EXERCISE GOAL: Wherever the word "List" shows up in a line, please copy that line.
⁂
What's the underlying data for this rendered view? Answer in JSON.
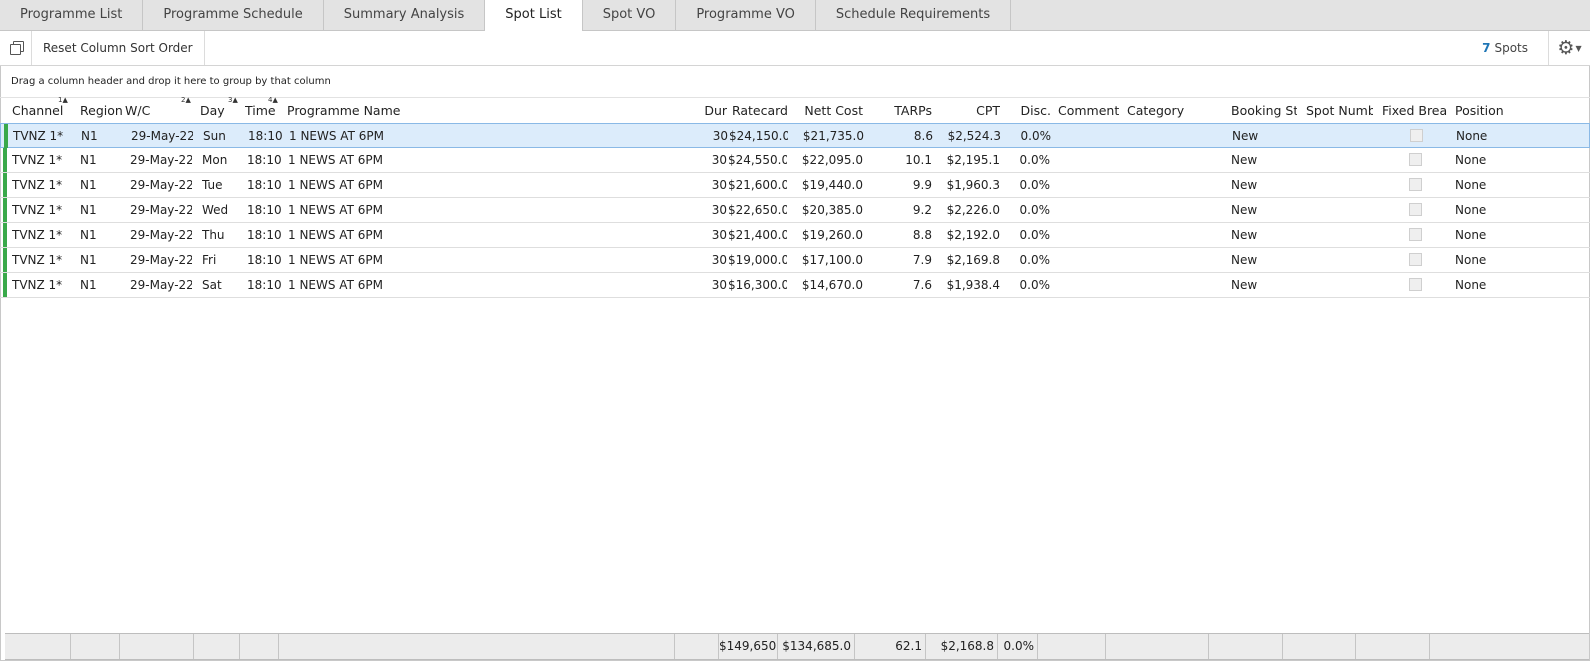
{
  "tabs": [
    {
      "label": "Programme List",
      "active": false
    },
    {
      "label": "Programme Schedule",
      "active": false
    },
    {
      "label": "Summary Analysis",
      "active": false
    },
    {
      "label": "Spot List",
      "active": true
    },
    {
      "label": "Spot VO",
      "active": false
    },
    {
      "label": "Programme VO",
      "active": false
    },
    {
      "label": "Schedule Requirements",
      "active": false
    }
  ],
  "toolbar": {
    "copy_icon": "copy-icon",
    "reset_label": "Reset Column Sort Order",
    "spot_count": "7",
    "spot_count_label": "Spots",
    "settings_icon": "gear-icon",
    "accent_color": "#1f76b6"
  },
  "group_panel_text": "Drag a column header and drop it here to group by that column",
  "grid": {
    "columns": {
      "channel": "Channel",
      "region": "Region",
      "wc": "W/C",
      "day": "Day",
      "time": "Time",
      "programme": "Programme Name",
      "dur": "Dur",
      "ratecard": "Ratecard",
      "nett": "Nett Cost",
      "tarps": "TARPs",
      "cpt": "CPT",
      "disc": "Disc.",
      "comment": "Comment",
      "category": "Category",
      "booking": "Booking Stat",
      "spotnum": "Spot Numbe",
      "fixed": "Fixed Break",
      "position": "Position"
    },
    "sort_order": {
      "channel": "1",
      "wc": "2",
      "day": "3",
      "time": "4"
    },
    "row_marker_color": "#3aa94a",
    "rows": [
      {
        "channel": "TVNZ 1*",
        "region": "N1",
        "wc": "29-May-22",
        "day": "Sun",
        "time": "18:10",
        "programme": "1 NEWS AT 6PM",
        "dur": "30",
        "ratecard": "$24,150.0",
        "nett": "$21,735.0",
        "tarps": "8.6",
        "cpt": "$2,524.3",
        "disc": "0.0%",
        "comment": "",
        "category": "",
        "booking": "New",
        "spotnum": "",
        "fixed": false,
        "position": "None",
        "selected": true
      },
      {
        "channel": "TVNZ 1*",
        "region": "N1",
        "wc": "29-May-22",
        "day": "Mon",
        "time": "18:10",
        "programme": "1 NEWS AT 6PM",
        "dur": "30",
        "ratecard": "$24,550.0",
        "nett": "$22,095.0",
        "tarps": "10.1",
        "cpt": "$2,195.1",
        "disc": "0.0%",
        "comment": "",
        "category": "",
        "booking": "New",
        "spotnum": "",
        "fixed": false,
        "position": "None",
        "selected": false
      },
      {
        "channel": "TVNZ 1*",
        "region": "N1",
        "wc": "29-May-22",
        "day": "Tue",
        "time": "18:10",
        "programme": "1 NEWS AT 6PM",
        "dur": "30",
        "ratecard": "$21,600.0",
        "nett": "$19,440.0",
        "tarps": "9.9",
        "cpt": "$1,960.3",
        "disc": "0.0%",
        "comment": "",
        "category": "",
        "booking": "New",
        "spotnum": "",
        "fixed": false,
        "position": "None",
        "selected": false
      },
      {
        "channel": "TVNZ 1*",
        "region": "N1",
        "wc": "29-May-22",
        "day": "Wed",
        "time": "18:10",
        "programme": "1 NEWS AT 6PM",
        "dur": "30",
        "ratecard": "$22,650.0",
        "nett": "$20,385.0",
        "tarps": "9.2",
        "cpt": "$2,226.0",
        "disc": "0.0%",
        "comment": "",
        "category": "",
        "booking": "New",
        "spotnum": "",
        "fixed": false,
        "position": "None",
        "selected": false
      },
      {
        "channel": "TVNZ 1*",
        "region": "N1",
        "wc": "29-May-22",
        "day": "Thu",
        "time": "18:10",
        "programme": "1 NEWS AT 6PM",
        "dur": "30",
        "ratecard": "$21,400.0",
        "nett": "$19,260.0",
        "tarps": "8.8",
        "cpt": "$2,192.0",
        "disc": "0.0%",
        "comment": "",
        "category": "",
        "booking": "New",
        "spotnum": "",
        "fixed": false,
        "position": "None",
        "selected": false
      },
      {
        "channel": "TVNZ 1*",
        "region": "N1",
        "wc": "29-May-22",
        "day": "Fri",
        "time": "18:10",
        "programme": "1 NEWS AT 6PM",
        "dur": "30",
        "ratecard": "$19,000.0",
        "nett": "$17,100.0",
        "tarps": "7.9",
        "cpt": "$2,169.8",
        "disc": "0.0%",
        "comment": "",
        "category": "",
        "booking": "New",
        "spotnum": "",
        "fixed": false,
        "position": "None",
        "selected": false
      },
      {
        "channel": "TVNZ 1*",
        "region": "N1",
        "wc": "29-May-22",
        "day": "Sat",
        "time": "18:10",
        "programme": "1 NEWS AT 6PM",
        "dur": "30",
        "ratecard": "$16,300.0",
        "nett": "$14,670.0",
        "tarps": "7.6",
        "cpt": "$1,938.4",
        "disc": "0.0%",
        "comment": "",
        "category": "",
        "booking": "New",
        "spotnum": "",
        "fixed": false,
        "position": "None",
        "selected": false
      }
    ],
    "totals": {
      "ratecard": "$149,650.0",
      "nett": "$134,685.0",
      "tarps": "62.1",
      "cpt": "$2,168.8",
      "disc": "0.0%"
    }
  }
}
⁂
OUTPUT FOR THIS TASK:
      "label": "Programme List",
      "label": "Spot List",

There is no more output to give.